*CHALLENGE*. Write out the material below again, unchanged.
::: DATA FOR THIS TASK :::
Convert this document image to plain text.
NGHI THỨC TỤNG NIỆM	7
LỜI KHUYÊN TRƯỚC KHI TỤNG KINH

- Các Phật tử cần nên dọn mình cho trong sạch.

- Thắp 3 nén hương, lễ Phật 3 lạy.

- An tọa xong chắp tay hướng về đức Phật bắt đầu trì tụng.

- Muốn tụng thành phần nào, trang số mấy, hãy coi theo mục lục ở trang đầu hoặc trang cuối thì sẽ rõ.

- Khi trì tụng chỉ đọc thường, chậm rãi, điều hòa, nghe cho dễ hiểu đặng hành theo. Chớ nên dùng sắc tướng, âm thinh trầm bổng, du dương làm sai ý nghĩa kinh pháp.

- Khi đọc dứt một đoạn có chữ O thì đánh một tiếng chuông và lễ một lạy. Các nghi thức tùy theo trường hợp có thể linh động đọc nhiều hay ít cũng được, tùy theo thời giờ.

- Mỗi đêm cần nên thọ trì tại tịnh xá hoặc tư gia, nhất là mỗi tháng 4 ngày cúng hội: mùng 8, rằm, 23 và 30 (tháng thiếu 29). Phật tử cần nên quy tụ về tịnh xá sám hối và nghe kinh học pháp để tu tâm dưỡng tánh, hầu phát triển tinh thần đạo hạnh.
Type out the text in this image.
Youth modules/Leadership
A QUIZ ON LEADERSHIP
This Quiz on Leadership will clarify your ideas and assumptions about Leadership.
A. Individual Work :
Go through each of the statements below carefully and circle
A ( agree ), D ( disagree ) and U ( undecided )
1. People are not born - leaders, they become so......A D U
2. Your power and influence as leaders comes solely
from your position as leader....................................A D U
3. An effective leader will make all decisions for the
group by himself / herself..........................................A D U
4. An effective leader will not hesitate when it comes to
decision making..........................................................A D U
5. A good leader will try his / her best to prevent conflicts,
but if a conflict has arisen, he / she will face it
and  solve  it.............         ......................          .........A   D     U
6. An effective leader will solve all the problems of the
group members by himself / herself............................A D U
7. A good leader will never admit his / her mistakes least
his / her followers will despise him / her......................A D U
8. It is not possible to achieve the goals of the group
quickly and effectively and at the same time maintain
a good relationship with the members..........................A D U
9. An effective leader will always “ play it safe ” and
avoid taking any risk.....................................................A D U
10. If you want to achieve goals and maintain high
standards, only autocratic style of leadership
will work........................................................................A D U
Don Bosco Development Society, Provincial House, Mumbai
:::
*WRITTEN REPLY*.
Convert this document image to plain text.
NGHI THỨC TỤNG NIỆM	7
LỜI KHUYÊN TRƯỚC KHI TỤNG KINH

- Các Phật tử cần nên dọn mình cho trong sạch.

- Thắp 3 nén hương, lễ Phật 3 lạy.

- An tọa xong chắp tay hướng về đức Phật bắt đầu trì tụng.

- Muốn tụng thành phần nào, trang số mấy, hãy coi theo mục lục ở trang đầu hoặc trang cuối thì sẽ rõ.

- Khi trì tụng chỉ đọc thường, chậm rãi, điều hòa, nghe cho dễ hiểu đặng hành theo. Chớ nên dùng sắc tướng, âm thinh trầm bổng, du dương làm sai ý nghĩa kinh pháp.

- Khi đọc dứt một đoạn có chữ O thì đánh một tiếng chuông và lễ một lạy. Các nghi thức tùy theo trường hợp có thể linh động đọc nhiều hay ít cũng được, tùy theo thời giờ.

- Mỗi đêm cần nên thọ trì tại tịnh xá hoặc tư gia, nhất là mỗi tháng 4 ngày cúng hội: mùng 8, rằm, 23 và 30 (tháng thiếu 29). Phật tử cần nên quy tụ về tịnh xá sám hối và nghe kinh học pháp để tu tâm dưỡng tánh, hầu phát triển tinh thần đạo hạnh.
Type out the text in this image.
Youth modules/Leadership
A QUIZ ON LEADERSHIP
This Quiz on Leadership will clarify your ideas and assumptions about Leadership.
A. Individual Work :
Go through each of the statements below carefully and circle
A ( agree ), D ( disagree ) and U ( undecided )
1. People are not born - leaders, they become so......A D U
2. Your power and influence as leaders comes solely
from your position as leader....................................A D U
3. An effective leader will make all decisions for the
group by himself / herself..........................................A D U
4. An effective leader will not hesitate when it comes to
decision making..........................................................A D U
5. A good leader will try his / her best to prevent conflicts,
but if a conflict has arisen, he / she will face it
and  solve  it.............         ......................          .........A   D     U
6. An effective leader will solve all the problems of the
group members by himself / herself............................A D U
7. A good leader will never admit his / her mistakes least
his / her followers will despise him / her......................A D U
8. It is not possible to achieve the goals of the group
quickly and effectively and at the same time maintain
a good relationship with the members..........................A D U
9. An effective leader will always “ play it safe ” and
avoid taking any risk.....................................................A D U
10. If you want to achieve goals and maintain high
standards, only autocratic style of leadership
will work........................................................................A D U
Don Bosco Development Society, Provincial House, Mumbai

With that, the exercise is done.